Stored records
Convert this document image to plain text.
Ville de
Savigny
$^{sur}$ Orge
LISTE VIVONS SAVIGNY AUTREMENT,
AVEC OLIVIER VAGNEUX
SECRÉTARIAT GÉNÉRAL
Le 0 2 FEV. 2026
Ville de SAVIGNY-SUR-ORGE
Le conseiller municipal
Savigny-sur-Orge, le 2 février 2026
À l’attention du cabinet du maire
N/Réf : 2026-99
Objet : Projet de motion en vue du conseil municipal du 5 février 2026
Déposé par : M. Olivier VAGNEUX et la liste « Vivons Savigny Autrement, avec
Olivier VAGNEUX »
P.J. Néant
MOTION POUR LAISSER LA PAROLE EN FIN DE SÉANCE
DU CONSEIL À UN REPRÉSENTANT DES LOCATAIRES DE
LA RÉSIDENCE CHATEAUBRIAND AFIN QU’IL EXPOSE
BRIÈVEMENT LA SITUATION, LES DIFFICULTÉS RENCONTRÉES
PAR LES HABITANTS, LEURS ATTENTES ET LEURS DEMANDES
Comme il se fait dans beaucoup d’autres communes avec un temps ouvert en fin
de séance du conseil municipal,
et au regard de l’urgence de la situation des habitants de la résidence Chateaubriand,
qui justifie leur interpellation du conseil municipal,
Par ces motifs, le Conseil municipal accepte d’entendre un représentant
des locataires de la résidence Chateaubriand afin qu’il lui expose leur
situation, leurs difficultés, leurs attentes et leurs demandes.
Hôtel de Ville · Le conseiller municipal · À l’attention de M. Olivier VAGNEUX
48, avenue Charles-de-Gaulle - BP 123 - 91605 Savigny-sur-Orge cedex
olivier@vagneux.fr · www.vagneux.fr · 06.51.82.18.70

GIVEN PROBLEM ▸ Reproduce every entry shown above, precisely as it stands.

ANSWER TO THE EXERCISE ▸
Convert this document image to plain text.
Ville de
Savigny
$^{sur}$ Orge
LISTE VIVONS SAVIGNY AUTREMENT,
AVEC OLIVIER VAGNEUX
SECRÉTARIAT GÉNÉRAL
Le 0 2 FEV. 2026
Ville de SAVIGNY-SUR-ORGE
Le conseiller municipal
Savigny-sur-Orge, le 2 février 2026
À l’attention du cabinet du maire
N/Réf : 2026-99
Objet : Projet de motion en vue du conseil municipal du 5 février 2026
Déposé par : M. Olivier VAGNEUX et la liste « Vivons Savigny Autrement, avec
Olivier VAGNEUX »
P.J. Néant
MOTION POUR LAISSER LA PAROLE EN FIN DE SÉANCE
DU CONSEIL À UN REPRÉSENTANT DES LOCATAIRES DE
LA RÉSIDENCE CHATEAUBRIAND AFIN QU’IL EXPOSE
BRIÈVEMENT LA SITUATION, LES DIFFICULTÉS RENCONTRÉES
PAR LES HABITANTS, LEURS ATTENTES ET LEURS DEMANDES
Comme il se fait dans beaucoup d’autres communes avec un temps ouvert en fin
de séance du conseil municipal,
et au regard de l’urgence de la situation des habitants de la résidence Chateaubriand,
qui justifie leur interpellation du conseil municipal,
Par ces motifs, le Conseil municipal accepte d’entendre un représentant
des locataires de la résidence Chateaubriand afin qu’il lui expose leur
situation, leurs difficultés, leurs attentes et leurs demandes.
Hôtel de Ville · Le conseiller municipal · À l’attention de M. Olivier VAGNEUX
48, avenue Charles-de-Gaulle - BP 123 - 91605 Savigny-sur-Orge cedex
olivier@vagneux.fr · www.vagneux.fr · 06.51.82.18.70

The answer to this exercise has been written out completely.